Dataset extract:
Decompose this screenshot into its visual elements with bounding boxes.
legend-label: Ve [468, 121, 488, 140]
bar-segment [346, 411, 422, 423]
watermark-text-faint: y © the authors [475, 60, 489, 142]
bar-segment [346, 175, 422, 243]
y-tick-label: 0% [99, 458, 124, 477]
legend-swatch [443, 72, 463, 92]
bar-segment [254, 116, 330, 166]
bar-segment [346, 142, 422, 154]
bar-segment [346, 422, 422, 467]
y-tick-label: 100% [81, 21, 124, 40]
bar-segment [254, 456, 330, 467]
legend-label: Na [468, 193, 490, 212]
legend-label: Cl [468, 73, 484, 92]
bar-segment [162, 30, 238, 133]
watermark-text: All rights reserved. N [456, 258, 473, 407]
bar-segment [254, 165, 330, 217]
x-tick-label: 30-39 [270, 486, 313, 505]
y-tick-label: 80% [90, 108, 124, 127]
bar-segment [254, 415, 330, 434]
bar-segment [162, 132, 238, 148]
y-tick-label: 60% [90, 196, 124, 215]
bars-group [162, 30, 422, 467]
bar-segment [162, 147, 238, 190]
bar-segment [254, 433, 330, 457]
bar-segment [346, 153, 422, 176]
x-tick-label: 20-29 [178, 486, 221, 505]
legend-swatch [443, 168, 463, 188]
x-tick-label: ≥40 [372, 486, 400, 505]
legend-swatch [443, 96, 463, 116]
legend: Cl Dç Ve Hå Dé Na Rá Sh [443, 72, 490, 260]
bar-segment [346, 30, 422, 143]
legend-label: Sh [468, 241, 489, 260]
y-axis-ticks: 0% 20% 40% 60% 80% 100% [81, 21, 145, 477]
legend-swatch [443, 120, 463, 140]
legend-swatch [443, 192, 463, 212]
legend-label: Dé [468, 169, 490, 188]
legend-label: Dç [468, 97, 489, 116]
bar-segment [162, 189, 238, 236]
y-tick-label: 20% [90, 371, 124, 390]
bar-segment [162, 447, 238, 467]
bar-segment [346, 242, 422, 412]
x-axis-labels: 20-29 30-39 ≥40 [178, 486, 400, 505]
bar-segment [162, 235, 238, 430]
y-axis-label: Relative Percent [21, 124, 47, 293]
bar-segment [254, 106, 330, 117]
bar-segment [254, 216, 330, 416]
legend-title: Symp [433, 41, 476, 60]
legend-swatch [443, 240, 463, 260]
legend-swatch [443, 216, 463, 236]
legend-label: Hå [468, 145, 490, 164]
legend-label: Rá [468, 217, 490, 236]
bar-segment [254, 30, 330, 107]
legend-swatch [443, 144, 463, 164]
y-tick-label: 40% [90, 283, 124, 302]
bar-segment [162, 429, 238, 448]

--

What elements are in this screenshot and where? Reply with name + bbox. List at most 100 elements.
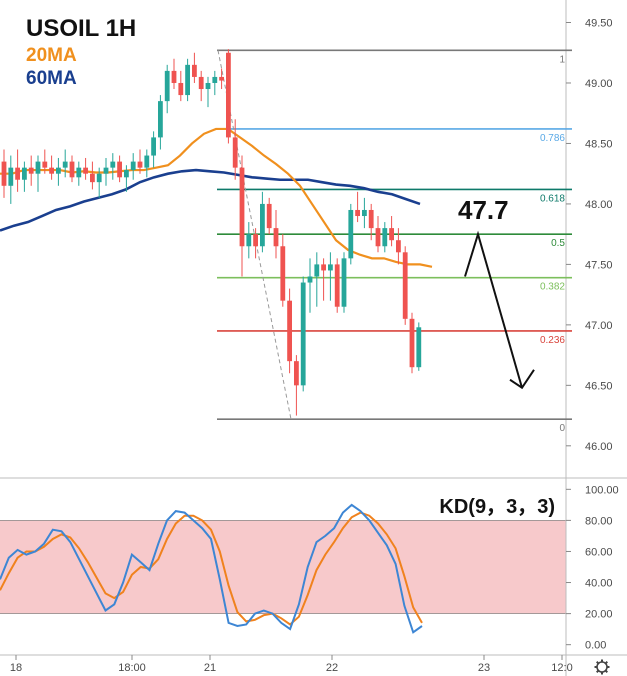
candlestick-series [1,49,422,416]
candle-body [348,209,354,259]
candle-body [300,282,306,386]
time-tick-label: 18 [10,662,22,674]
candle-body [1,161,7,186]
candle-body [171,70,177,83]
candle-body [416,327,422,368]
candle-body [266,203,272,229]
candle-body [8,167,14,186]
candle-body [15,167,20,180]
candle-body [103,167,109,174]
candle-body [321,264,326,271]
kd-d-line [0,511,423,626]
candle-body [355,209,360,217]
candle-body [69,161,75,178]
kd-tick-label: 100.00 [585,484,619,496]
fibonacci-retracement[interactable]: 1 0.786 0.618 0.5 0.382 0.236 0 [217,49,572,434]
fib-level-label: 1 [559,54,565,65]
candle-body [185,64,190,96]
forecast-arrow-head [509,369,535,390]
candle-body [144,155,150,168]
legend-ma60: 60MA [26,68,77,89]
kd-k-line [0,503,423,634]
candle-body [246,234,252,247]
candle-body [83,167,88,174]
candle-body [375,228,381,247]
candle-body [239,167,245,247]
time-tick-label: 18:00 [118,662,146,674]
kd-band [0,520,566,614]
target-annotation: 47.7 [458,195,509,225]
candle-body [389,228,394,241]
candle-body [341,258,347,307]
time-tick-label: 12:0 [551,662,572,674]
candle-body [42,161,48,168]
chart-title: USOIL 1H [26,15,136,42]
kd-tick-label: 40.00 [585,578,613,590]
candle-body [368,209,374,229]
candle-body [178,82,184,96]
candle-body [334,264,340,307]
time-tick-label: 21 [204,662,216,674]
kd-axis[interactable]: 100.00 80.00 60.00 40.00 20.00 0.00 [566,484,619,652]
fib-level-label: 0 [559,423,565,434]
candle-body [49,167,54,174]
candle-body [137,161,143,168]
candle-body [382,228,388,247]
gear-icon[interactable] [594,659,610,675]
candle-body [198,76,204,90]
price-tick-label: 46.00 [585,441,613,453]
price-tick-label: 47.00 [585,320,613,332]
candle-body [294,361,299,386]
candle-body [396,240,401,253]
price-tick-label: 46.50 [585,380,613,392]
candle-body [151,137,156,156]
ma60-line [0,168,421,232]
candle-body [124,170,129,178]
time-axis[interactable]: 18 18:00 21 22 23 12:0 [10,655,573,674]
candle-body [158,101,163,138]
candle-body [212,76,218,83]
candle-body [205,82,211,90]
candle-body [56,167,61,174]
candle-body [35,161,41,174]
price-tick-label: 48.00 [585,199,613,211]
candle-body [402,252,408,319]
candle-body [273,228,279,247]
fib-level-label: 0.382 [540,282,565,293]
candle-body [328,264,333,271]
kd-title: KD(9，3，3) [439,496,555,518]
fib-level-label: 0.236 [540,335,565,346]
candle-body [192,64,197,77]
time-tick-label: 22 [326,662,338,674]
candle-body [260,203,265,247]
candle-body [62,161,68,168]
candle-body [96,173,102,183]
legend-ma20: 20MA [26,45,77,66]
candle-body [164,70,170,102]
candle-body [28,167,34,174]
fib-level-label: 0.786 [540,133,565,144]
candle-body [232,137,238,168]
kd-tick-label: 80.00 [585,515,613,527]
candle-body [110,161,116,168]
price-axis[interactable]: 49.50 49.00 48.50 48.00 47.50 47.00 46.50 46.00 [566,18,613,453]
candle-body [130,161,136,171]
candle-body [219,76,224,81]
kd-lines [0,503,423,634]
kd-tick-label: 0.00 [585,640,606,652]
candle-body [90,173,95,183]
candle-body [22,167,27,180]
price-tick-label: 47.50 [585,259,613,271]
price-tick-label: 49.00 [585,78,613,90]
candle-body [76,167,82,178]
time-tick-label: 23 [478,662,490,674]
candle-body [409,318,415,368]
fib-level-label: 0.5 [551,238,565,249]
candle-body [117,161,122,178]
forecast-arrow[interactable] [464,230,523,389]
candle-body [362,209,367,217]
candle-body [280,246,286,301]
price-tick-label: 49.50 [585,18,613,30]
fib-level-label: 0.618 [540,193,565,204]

Work to complete:
Rewrite the items from the line with "candlestick-series [1,49,422,416]" to the line with "price-tick-label: 47.00 [585,320,613,332]", renaming every "candle-body" to "candlestick-body" and leaving everything else as it is.

Finished exercise:
candlestick-series [1,49,422,416]
candlestick-body [348,209,354,259]
candlestick-body [300,282,306,386]
time-tick-label: 18 [10,662,22,674]
candlestick-body [1,161,7,186]
candlestick-body [171,70,177,83]
candlestick-body [416,327,422,368]
candlestick-body [266,203,272,229]
candlestick-body [8,167,14,186]
candlestick-body [15,167,20,180]
candlestick-body [103,167,109,174]
candlestick-body [321,264,326,271]
kd-d-line [0,511,423,626]
candlestick-body [355,209,360,217]
candlestick-body [69,161,75,178]
kd-tick-label: 100.00 [585,484,619,496]
fibonacci-retracement[interactable]: 1 0.786 0.618 0.5 0.382 0.236 0 [217,49,572,434]
fib-level-label: 1 [559,54,565,65]
candlestick-body [185,64,190,96]
forecast-arrow-head [509,369,535,390]
candlestick-body [144,155,150,168]
legend-ma60: 60MA [26,68,77,89]
kd-k-line [0,503,423,634]
candlestick-body [246,234,252,247]
candlestick-body [83,167,88,174]
candlestick-body [375,228,381,247]
candlestick-body [239,167,245,247]
time-tick-label: 18:00 [118,662,146,674]
kd-band [0,520,566,614]
target-annotation: 47.7 [458,195,509,225]
candlestick-body [389,228,394,241]
candlestick-body [341,258,347,307]
time-tick-label: 12:0 [551,662,572,674]
candlestick-body [42,161,48,168]
chart-title: USOIL 1H [26,15,136,42]
kd-tick-label: 40.00 [585,578,613,590]
candlestick-body [368,209,374,229]
candlestick-body [178,82,184,96]
candlestick-body [334,264,340,307]
time-tick-label: 21 [204,662,216,674]
kd-axis[interactable]: 100.00 80.00 60.00 40.00 20.00 0.00 [566,484,619,652]
fib-level-label: 0 [559,423,565,434]
candlestick-body [49,167,54,174]
candlestick-body [137,161,143,168]
candlestick-body [382,228,388,247]
gear-icon[interactable] [594,659,610,675]
candlestick-body [198,76,204,90]
price-tick-label: 46.00 [585,441,613,453]
price-tick-label: 47.00 [585,320,613,332]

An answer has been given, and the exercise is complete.